### Objective
Search the records for "海民初字第" and copy each line that holds it.

┄┄┄┄┄┄┄┄┄┄┄┄┄┄┄┄┄┄┄┄

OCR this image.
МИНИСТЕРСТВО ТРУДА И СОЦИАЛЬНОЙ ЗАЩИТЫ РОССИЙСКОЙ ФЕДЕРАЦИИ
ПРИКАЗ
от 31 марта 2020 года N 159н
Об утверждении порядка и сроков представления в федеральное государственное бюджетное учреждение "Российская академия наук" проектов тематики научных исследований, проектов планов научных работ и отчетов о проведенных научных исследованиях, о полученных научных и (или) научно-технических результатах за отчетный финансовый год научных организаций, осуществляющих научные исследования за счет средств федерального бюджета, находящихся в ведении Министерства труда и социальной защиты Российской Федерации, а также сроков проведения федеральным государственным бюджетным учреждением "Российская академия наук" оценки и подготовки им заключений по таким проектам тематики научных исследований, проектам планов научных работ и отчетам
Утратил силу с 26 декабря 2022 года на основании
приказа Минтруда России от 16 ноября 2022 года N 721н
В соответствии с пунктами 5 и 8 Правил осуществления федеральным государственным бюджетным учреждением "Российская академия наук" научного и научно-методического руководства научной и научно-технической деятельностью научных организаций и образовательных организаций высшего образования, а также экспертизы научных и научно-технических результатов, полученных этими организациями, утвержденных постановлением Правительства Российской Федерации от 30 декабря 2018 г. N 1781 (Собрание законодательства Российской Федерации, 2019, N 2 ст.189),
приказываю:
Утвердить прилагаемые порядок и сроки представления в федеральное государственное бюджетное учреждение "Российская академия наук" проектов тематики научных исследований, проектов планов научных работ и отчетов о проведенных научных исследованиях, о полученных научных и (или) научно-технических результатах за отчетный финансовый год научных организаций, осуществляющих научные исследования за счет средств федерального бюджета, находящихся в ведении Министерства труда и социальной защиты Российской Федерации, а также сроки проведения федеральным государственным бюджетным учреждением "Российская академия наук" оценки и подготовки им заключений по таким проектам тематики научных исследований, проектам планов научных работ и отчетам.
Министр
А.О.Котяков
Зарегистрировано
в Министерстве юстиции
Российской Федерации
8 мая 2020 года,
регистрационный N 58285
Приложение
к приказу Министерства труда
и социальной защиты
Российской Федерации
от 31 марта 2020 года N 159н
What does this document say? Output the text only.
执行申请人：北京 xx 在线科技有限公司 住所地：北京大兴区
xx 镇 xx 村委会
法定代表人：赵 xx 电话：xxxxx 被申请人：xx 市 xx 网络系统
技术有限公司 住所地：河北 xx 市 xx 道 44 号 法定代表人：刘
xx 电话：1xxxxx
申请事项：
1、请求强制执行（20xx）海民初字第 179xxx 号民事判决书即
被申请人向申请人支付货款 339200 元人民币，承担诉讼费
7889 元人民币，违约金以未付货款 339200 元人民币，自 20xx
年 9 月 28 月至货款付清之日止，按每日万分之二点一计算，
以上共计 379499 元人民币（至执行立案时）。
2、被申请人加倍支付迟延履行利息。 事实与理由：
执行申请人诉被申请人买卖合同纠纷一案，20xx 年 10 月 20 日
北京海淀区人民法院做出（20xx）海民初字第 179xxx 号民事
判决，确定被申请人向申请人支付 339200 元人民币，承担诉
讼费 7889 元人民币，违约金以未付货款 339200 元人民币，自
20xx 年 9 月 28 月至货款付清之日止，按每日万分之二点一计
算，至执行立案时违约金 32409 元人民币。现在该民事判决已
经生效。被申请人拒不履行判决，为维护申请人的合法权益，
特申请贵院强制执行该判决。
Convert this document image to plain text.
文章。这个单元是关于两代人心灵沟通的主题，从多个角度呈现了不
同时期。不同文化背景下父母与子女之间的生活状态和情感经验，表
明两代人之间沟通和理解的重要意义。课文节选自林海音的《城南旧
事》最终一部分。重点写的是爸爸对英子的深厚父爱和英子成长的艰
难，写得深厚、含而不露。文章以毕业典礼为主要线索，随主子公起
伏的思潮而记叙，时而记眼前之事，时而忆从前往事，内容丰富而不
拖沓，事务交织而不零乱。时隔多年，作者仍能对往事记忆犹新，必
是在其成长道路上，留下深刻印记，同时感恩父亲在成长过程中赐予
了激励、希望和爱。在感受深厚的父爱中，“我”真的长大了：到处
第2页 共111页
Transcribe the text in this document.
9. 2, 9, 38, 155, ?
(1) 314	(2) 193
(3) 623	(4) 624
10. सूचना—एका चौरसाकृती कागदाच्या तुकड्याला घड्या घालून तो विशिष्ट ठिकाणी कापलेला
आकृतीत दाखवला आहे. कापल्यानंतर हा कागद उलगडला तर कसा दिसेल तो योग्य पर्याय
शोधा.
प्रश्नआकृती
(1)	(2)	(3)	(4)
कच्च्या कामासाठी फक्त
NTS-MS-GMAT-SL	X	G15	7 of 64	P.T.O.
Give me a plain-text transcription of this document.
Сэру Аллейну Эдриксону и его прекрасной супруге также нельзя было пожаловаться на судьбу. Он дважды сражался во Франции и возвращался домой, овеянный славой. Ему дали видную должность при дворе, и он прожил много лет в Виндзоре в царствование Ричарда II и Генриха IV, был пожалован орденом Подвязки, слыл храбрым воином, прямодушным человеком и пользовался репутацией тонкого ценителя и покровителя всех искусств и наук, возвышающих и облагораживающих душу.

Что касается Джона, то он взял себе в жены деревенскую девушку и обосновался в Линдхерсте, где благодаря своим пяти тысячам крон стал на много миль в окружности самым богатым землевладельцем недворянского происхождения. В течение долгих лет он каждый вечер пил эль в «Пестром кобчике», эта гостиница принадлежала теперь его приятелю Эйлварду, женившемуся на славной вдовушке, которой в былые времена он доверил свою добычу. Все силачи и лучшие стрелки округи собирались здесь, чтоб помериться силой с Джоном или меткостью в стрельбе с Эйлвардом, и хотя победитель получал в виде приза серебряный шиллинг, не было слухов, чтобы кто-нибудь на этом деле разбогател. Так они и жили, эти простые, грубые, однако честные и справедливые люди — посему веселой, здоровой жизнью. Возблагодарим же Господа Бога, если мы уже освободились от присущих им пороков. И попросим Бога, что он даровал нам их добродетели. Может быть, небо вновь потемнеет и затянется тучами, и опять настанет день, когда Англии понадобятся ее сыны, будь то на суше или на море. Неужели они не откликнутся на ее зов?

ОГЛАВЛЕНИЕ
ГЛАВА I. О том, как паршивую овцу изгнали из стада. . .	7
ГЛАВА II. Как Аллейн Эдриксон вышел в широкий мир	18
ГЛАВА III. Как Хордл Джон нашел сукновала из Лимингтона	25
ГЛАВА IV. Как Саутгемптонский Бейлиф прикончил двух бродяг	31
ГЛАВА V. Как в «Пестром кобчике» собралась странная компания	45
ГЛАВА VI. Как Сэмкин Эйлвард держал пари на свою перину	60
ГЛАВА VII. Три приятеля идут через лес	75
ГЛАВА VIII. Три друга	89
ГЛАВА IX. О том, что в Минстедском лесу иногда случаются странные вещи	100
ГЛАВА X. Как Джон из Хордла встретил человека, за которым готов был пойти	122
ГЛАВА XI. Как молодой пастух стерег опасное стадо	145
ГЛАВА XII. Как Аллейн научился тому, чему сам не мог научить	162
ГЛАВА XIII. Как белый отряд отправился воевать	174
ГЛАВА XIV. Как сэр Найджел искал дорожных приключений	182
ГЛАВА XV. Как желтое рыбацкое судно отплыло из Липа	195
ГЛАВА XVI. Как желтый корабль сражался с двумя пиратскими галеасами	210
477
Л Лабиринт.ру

┄┄┄┄┄┄┄┄┄┄┄┄┄┄┄┄┄┄┄┄

### Response
1、请求强制执行（20xx）海民初字第 179xxx 号民事判决书即
北京海淀区人民法院做出（20xx）海民初字第 179xxx 号民事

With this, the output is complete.